## SET PROBLEM
Transcribe all the entries word for word, but omit the images.

## EXTRACTED RECORDS

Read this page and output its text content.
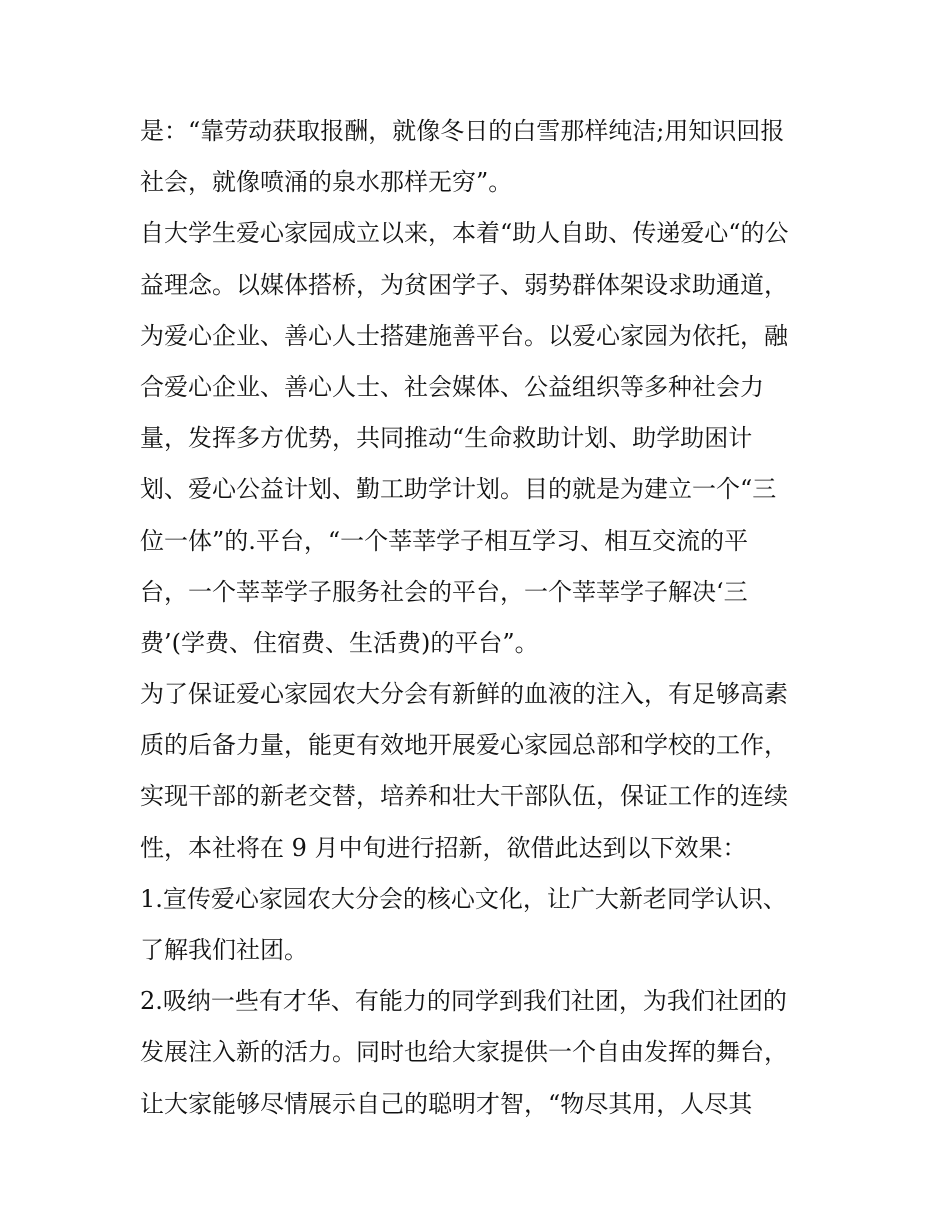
是：“靠劳动获取报酬，就像冬日的白雪那样纯洁;用知识回报
社会，就像喷涌的泉水那样无穷”。
自大学生爱心家园成立以来，本着“助人自助、传递爱心“的公
益理念。以媒体搭桥，为贫困学子、弱势群体架设求助通道，
为爱心企业、善心人士搭建施善平台。以爱心家园为依托，融
合爱心企业、善心人士、社会媒体、公益组织等多种社会力
量，发挥多方优势，共同推动“生命救助计划、助学助困计
划、爱心公益计划、勤工助学计划。目的就是为建立一个“三
位一体”的.平台，“一个莘莘学子相互学习、相互交流的平
台，一个莘莘学子服务社会的平台，一个莘莘学子解决‘三
费’(学费、住宿费、生活费)的平台”。
为了保证爱心家园农大分会有新鲜的血液的注入，有足够高素
质的后备力量，能更有效地开展爱心家园总部和学校的工作，
实现干部的新老交替，培养和壮大干部队伍，保证工作的连续
性，本社将在 9 月中旬进行招新，欲借此达到以下效果：
1.宣传爱心家园农大分会的核心文化，让广大新老同学认识、
了解我们社团。
2.吸纳一些有才华、有能力的同学到我们社团，为我们社团的
发展注入新的活力。同时也给大家提供一个自由发挥的舞台，
让大家能够尽情展示自己的聪明才智，“物尽其用，人尽其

## RESPONSE TO THIS EXERCISE
Read this page and output its text content.
是：“靠劳动获取报酬，就像冬日的白雪那样纯洁;用知识回报
社会，就像喷涌的泉水那样无穷”。
自大学生爱心家园成立以来，本着“助人自助、传递爱心“的公
益理念。以媒体搭桥，为贫困学子、弱势群体架设求助通道，
为爱心企业、善心人士搭建施善平台。以爱心家园为依托，融
合爱心企业、善心人士、社会媒体、公益组织等多种社会力
量，发挥多方优势，共同推动“生命救助计划、助学助困计
划、爱心公益计划、勤工助学计划。目的就是为建立一个“三
位一体”的.平台，“一个莘莘学子相互学习、相互交流的平
台，一个莘莘学子服务社会的平台，一个莘莘学子解决‘三
费’(学费、住宿费、生活费)的平台”。
为了保证爱心家园农大分会有新鲜的血液的注入，有足够高素
质的后备力量，能更有效地开展爱心家园总部和学校的工作，
实现干部的新老交替，培养和壮大干部队伍，保证工作的连续
性，本社将在 9 月中旬进行招新，欲借此达到以下效果：
1.宣传爱心家园农大分会的核心文化，让广大新老同学认识、
了解我们社团。
2.吸纳一些有才华、有能力的同学到我们社团，为我们社团的
发展注入新的活力。同时也给大家提供一个自由发挥的舞台，
让大家能够尽情展示自己的聪明才智，“物尽其用，人尽其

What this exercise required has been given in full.